PROBLEM STATEMENT = Where a line contains the word "Ecce", copy that line in full.

Data entries
..........

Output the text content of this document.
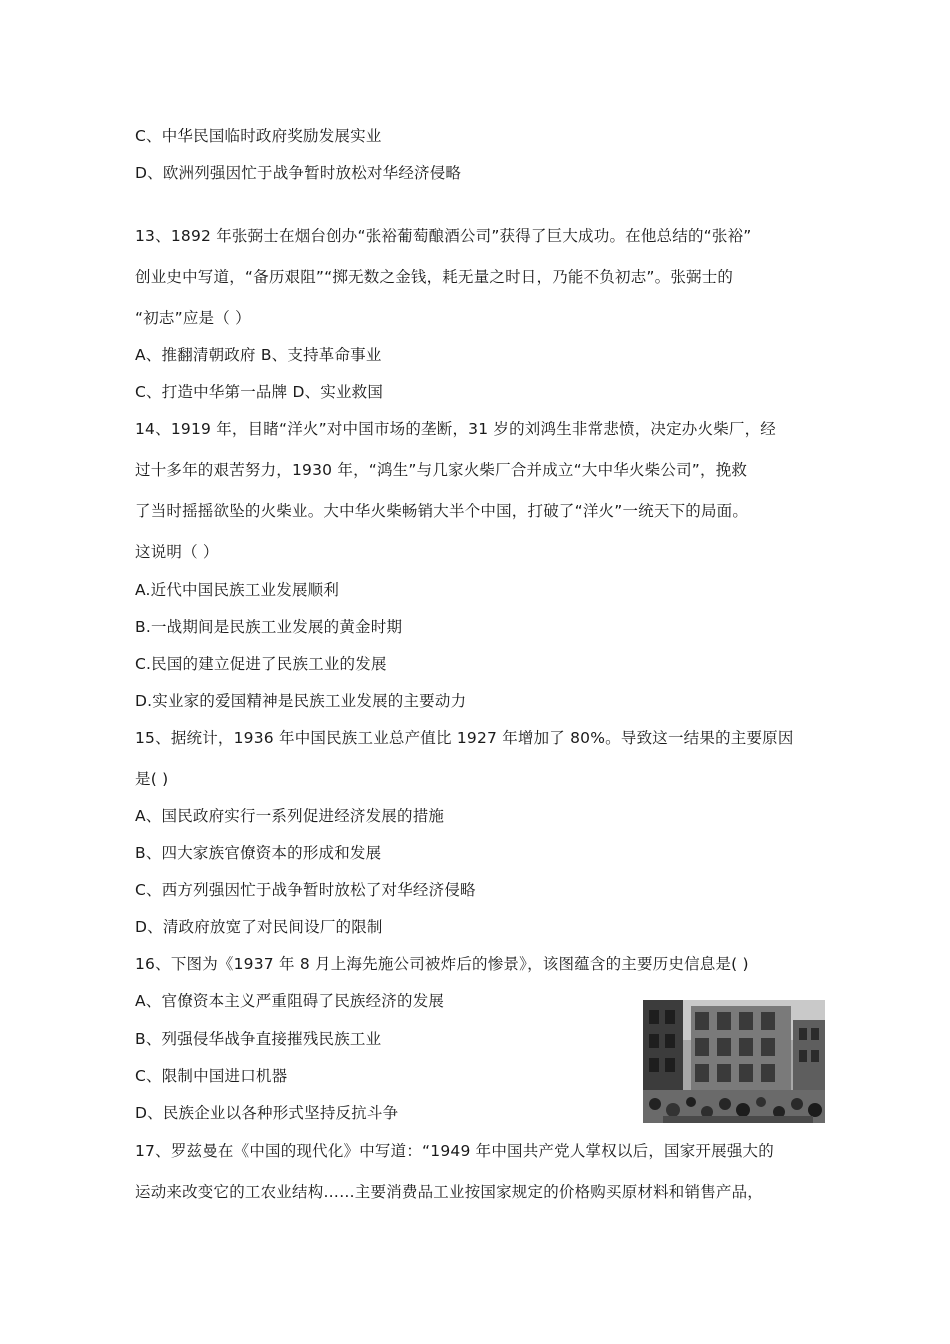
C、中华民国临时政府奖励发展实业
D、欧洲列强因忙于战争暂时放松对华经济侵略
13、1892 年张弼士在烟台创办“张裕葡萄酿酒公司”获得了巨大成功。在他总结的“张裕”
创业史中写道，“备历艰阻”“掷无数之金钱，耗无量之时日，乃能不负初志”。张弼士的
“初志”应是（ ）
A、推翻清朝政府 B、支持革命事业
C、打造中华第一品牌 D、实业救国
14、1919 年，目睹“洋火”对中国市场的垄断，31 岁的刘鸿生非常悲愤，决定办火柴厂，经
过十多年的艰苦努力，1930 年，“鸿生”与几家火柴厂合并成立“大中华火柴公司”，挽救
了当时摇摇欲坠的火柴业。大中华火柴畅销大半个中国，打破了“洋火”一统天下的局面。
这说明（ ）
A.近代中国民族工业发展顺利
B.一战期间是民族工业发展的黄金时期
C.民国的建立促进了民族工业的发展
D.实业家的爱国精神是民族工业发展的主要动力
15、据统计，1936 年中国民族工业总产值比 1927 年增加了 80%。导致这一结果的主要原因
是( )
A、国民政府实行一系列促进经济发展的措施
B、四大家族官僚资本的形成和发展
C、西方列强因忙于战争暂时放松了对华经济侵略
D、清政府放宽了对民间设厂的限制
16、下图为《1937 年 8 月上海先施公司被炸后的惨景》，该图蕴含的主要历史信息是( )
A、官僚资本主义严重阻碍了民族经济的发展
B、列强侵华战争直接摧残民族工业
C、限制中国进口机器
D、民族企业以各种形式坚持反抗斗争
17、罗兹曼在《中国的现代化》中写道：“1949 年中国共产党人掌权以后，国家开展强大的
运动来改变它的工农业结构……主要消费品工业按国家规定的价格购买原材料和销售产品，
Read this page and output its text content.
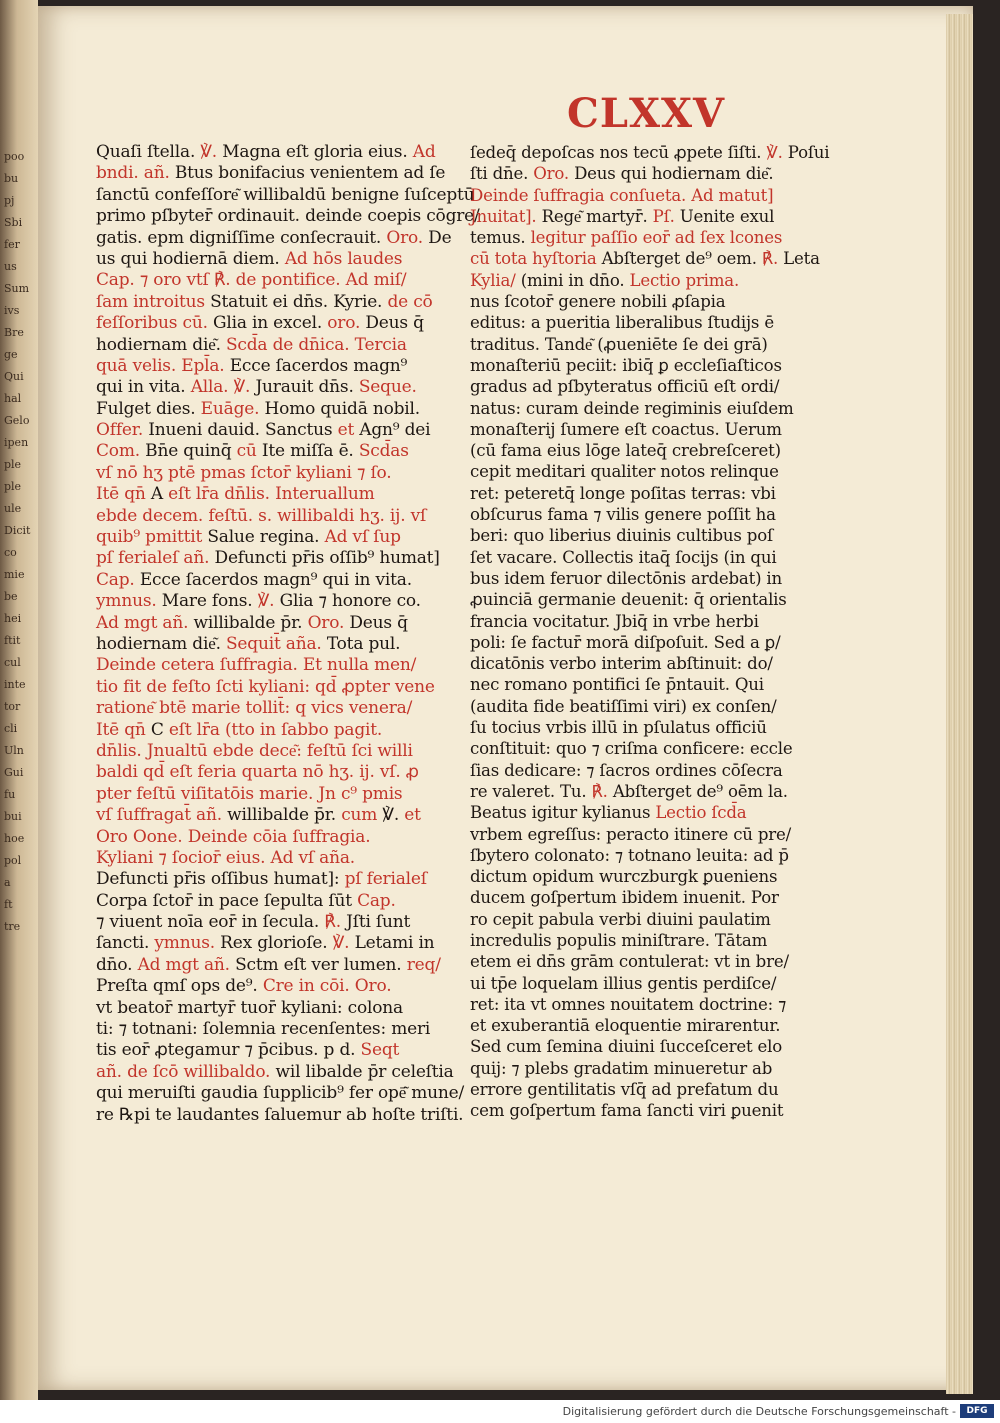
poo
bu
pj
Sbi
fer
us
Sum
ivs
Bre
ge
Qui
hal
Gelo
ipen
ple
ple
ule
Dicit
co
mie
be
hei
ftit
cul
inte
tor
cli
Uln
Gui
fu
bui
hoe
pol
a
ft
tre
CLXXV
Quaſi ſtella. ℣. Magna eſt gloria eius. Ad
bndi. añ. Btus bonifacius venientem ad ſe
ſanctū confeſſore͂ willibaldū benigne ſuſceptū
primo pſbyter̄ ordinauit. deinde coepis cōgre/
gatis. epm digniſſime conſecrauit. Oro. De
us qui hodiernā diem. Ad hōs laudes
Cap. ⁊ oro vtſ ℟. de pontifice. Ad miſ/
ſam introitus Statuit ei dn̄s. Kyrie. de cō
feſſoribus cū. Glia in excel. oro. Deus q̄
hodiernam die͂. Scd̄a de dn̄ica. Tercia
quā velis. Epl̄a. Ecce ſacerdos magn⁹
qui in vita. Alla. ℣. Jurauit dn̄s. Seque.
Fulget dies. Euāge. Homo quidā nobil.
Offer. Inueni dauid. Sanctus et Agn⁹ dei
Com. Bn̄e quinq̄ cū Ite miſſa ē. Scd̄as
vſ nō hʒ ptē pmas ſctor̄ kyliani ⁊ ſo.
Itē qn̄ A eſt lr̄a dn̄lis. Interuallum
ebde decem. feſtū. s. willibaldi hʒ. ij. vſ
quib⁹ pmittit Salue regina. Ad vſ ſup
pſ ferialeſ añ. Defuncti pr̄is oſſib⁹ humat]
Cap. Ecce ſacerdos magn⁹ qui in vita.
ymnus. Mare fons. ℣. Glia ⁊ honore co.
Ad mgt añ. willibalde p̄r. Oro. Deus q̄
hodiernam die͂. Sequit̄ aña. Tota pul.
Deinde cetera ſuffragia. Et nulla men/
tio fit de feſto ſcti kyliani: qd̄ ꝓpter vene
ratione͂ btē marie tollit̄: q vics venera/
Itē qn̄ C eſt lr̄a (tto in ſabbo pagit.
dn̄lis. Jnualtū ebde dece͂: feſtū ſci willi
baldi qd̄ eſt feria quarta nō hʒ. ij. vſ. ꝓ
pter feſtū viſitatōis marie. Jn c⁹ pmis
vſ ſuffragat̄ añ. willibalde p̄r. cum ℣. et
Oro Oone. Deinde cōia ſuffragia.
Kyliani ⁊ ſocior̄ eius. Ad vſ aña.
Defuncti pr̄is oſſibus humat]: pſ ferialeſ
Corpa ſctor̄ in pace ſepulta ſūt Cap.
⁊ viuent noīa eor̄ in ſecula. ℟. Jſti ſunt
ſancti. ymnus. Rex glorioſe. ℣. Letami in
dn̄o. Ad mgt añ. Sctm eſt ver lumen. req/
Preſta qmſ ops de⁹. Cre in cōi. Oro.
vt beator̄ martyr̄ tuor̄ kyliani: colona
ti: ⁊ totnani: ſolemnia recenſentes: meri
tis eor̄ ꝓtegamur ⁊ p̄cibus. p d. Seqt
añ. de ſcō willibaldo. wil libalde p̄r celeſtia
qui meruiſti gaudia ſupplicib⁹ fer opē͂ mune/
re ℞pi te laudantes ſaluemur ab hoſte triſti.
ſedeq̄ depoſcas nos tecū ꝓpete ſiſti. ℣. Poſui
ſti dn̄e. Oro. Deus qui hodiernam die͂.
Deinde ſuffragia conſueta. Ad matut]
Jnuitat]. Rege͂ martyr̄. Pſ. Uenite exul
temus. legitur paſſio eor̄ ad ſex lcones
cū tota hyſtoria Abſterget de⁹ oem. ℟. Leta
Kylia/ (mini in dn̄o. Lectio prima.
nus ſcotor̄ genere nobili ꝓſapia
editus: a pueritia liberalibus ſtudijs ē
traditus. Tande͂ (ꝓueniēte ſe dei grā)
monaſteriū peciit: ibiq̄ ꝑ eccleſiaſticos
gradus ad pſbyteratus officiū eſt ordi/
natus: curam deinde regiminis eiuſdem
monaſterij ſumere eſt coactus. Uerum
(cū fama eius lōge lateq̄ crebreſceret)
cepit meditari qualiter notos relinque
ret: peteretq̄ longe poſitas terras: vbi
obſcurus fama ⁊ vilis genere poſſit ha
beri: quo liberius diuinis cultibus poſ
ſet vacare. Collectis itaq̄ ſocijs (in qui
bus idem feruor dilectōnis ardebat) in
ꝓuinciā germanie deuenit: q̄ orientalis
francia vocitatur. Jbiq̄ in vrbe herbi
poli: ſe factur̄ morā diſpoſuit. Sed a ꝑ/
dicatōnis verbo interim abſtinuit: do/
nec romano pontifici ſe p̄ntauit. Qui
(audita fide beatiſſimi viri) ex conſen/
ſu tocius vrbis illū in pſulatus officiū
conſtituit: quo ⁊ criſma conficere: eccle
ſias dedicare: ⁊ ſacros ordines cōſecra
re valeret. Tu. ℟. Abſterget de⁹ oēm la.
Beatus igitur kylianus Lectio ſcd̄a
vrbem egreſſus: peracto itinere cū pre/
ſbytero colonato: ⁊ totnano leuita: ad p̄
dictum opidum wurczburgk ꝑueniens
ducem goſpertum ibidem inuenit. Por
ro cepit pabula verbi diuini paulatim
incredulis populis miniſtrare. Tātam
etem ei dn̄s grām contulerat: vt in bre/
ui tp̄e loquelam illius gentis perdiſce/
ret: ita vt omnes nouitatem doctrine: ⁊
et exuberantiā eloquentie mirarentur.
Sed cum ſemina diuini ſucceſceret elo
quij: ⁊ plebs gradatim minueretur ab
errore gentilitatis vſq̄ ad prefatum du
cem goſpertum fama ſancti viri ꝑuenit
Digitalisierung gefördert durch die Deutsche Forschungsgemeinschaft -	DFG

..........

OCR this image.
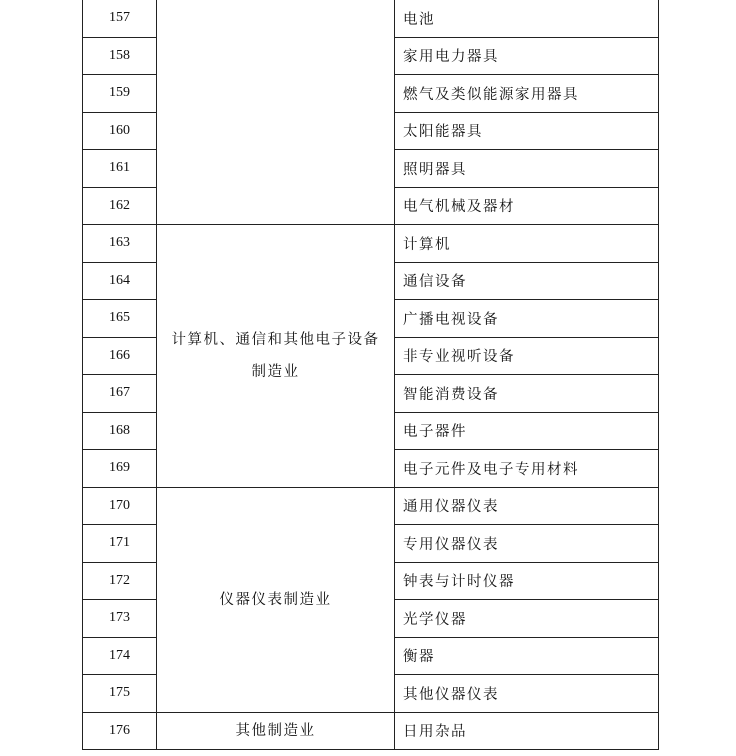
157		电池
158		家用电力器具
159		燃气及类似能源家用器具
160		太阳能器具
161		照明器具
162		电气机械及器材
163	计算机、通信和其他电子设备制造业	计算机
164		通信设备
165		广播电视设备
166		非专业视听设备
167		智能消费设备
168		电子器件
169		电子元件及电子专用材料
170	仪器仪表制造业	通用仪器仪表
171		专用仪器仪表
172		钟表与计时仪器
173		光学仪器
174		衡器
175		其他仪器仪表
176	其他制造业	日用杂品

..........

WRITTEN ANSWER =
quā velis. Epl̄a. Ecce ſacerdos magn⁹
Cap. Ecce ſacerdos magn⁹ qui in vita.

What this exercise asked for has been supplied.